◆ **TASK GOAL**
Reproduce each line from the records that holds "September".

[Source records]
=-=-=

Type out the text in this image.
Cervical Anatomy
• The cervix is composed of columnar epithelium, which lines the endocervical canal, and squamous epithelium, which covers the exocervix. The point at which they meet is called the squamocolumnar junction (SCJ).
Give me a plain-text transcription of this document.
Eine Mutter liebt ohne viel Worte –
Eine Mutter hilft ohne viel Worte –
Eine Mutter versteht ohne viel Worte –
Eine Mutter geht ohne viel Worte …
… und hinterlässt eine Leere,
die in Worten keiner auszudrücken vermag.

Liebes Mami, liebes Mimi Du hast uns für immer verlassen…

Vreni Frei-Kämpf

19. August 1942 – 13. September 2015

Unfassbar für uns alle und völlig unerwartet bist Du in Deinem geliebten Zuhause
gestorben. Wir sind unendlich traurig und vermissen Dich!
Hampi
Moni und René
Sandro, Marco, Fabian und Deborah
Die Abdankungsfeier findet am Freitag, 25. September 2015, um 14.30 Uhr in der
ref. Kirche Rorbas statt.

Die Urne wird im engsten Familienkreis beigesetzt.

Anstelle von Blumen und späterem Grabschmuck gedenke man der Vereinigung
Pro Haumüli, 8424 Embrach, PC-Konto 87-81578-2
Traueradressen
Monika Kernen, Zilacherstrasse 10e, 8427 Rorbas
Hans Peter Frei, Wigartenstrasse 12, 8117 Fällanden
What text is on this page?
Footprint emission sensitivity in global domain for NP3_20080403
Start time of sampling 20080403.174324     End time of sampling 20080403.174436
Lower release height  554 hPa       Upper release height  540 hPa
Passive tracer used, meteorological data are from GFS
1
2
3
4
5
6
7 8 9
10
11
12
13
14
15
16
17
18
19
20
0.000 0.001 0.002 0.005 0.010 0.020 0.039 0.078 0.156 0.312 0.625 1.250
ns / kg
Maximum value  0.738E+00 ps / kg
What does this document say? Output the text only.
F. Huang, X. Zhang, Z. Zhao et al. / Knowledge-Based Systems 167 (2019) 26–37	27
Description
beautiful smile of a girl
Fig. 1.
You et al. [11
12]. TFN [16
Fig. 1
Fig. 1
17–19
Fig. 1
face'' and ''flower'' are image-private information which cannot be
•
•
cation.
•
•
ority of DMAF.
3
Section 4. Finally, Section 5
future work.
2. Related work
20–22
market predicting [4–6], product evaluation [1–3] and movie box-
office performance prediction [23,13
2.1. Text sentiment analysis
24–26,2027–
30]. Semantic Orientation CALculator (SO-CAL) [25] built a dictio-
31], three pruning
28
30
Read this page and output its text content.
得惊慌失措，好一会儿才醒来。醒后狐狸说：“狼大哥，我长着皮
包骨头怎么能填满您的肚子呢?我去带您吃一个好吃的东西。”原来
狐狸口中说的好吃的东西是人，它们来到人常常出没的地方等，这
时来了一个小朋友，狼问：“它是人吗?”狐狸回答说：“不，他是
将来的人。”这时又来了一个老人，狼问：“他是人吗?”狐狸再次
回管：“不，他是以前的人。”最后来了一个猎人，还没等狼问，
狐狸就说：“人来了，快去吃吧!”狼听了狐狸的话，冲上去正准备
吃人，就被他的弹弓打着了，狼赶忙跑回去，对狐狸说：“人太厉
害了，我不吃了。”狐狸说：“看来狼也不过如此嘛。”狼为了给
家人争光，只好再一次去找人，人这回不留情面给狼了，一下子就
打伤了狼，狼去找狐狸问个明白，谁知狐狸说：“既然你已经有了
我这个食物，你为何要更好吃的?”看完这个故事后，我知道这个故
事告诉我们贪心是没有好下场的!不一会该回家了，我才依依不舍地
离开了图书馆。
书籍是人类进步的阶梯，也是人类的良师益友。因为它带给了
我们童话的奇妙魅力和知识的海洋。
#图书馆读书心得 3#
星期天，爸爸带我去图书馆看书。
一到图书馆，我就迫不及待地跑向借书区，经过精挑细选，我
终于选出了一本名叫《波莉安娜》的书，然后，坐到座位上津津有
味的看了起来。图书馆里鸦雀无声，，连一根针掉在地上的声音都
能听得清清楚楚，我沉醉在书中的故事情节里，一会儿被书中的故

=-=-=

◆ **CORRECT RESULT**
19. August 1942 – 13. September 2015
Die Abdankungsfeier findet am Freitag, 25. September 2015, um 14.30 Uhr in der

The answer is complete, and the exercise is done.